═══ DATA ROWS ═══

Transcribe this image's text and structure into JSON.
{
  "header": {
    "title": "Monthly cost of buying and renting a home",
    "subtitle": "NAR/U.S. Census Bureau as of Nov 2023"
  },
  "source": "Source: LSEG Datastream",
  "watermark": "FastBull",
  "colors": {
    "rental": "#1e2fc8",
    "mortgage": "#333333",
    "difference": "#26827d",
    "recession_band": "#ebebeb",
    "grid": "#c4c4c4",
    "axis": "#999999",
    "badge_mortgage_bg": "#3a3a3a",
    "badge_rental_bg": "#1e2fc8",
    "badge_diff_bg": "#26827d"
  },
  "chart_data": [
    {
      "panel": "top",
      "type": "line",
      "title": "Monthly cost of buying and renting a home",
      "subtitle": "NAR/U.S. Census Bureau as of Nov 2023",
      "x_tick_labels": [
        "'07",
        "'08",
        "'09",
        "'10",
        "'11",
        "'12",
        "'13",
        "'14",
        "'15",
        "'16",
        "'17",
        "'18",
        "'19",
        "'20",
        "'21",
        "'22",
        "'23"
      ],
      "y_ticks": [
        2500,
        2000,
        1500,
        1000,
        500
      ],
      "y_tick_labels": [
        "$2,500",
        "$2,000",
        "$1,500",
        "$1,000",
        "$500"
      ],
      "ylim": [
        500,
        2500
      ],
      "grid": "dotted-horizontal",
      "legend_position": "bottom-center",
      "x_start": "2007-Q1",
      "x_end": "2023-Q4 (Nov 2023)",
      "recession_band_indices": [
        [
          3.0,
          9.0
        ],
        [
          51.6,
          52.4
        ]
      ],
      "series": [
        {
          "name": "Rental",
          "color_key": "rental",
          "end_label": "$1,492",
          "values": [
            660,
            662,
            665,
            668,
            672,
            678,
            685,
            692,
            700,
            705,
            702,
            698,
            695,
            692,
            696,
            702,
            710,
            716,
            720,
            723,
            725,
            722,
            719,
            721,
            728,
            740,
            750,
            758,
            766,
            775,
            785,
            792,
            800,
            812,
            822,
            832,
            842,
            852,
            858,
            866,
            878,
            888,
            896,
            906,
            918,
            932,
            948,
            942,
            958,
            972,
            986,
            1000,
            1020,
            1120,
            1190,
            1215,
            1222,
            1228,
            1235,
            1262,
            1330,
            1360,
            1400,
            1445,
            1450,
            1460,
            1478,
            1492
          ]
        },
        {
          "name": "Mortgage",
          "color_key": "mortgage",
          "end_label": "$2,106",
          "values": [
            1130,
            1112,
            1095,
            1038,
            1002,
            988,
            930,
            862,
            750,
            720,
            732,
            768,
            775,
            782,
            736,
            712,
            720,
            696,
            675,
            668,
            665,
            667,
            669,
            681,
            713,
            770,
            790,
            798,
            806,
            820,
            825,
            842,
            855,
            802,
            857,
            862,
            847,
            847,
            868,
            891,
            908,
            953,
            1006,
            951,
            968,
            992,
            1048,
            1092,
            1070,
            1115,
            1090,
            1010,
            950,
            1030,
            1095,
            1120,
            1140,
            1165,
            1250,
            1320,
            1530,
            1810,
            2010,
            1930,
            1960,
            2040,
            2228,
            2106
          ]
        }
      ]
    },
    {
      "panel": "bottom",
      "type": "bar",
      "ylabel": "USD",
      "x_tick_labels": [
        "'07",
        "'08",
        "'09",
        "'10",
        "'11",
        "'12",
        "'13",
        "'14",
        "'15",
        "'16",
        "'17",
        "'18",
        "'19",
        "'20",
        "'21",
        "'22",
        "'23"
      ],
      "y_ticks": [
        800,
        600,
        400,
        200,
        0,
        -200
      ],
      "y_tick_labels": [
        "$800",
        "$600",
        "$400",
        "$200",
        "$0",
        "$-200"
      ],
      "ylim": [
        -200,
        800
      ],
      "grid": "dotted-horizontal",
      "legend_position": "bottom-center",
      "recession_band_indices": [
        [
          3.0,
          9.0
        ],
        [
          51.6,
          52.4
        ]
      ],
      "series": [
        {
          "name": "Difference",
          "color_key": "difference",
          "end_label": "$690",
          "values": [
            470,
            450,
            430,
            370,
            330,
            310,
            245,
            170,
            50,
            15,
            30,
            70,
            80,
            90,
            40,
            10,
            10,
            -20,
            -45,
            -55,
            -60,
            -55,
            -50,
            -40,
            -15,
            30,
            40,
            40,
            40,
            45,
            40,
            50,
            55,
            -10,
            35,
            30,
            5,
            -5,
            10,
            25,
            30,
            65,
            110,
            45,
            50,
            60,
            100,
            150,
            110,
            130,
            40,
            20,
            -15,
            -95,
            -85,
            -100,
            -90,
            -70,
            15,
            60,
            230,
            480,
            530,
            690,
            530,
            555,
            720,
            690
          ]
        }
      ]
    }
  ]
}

═══

_PROBLEM STATEMENT_
In the entries above, identify each line that includes the string "name", then copy it.

_ANSWER TO THE TASK_
          "name": "Rental",
          "name": "Mortgage",
          "name": "Difference",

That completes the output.